Given instruction:
Return each line of the data below exactly, omitting any pictures.

Extracted records:
————

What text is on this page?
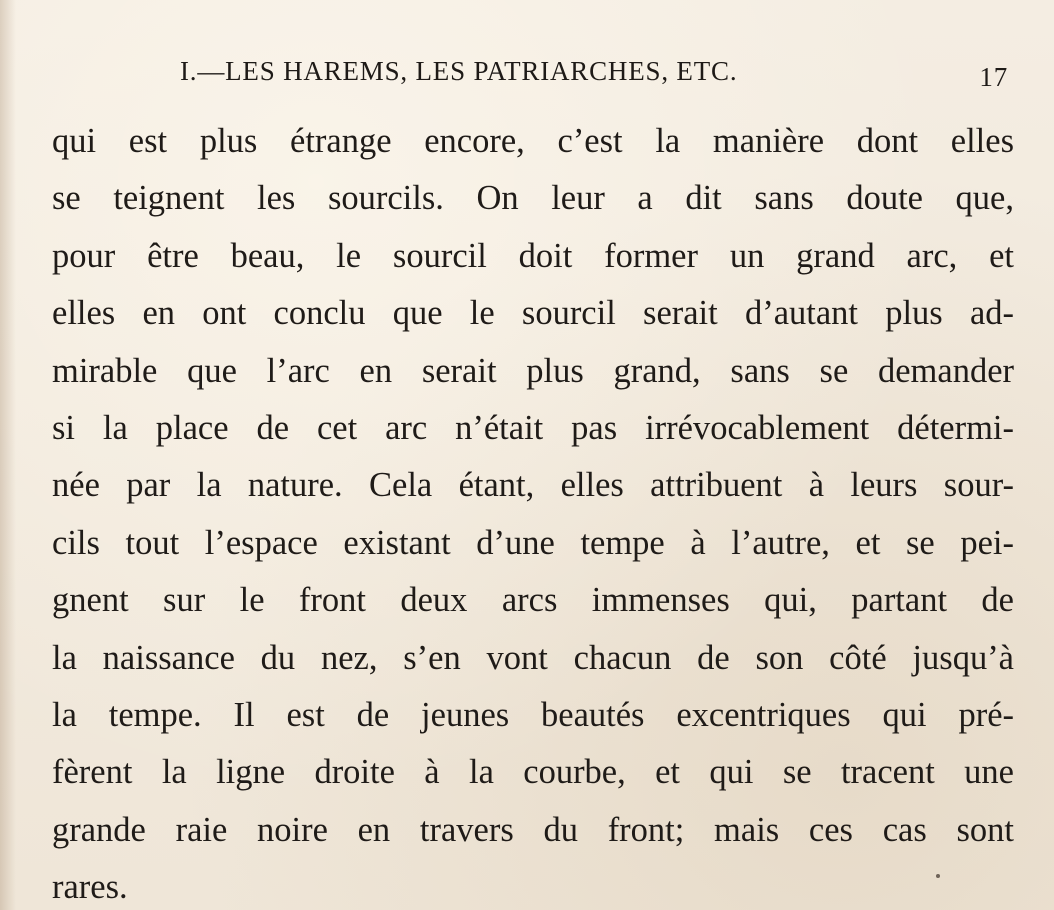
I.—LES HAREMS, LES PATRIARCHES, ETC.	17
qui est plus étrange encore, c’est la manière dont elles
se teignent les sourcils. On leur a dit sans doute que,
pour être beau, le sourcil doit former un grand arc, et
elles en ont conclu que le sourcil serait d’autant plus ad-
mirable que l’arc en serait plus grand, sans se demander
si la place de cet arc n’était pas irrévocablement détermi-
née par la nature. Cela étant, elles attribuent à leurs sour-
cils tout l’espace existant d’une tempe à l’autre, et se pei-
gnent sur le front deux arcs immenses qui, partant de
la naissance du nez, s’en vont chacun de son côté jusqu’à
la tempe. Il est de jeunes beautés excentriques qui pré-
fèrent la ligne droite à la courbe, et qui se tracent une
grande raie noire en travers du front; mais ces cas sont
rares.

————

Solution for this task:
What text is on this page?
I.—LES HAREMS, LES PATRIARCHES, ETC.	17
qui est plus étrange encore, c’est la manière dont elles
se teignent les sourcils. On leur a dit sans doute que,
pour être beau, le sourcil doit former un grand arc, et
elles en ont conclu que le sourcil serait d’autant plus ad-
mirable que l’arc en serait plus grand, sans se demander
si la place de cet arc n’était pas irrévocablement détermi-
née par la nature. Cela étant, elles attribuent à leurs sour-
cils tout l’espace existant d’une tempe à l’autre, et se pei-
gnent sur le front deux arcs immenses qui, partant de
la naissance du nez, s’en vont chacun de son côté jusqu’à
la tempe. Il est de jeunes beautés excentriques qui pré-
fèrent la ligne droite à la courbe, et qui se tracent une
grande raie noire en travers du front; mais ces cas sont
rares.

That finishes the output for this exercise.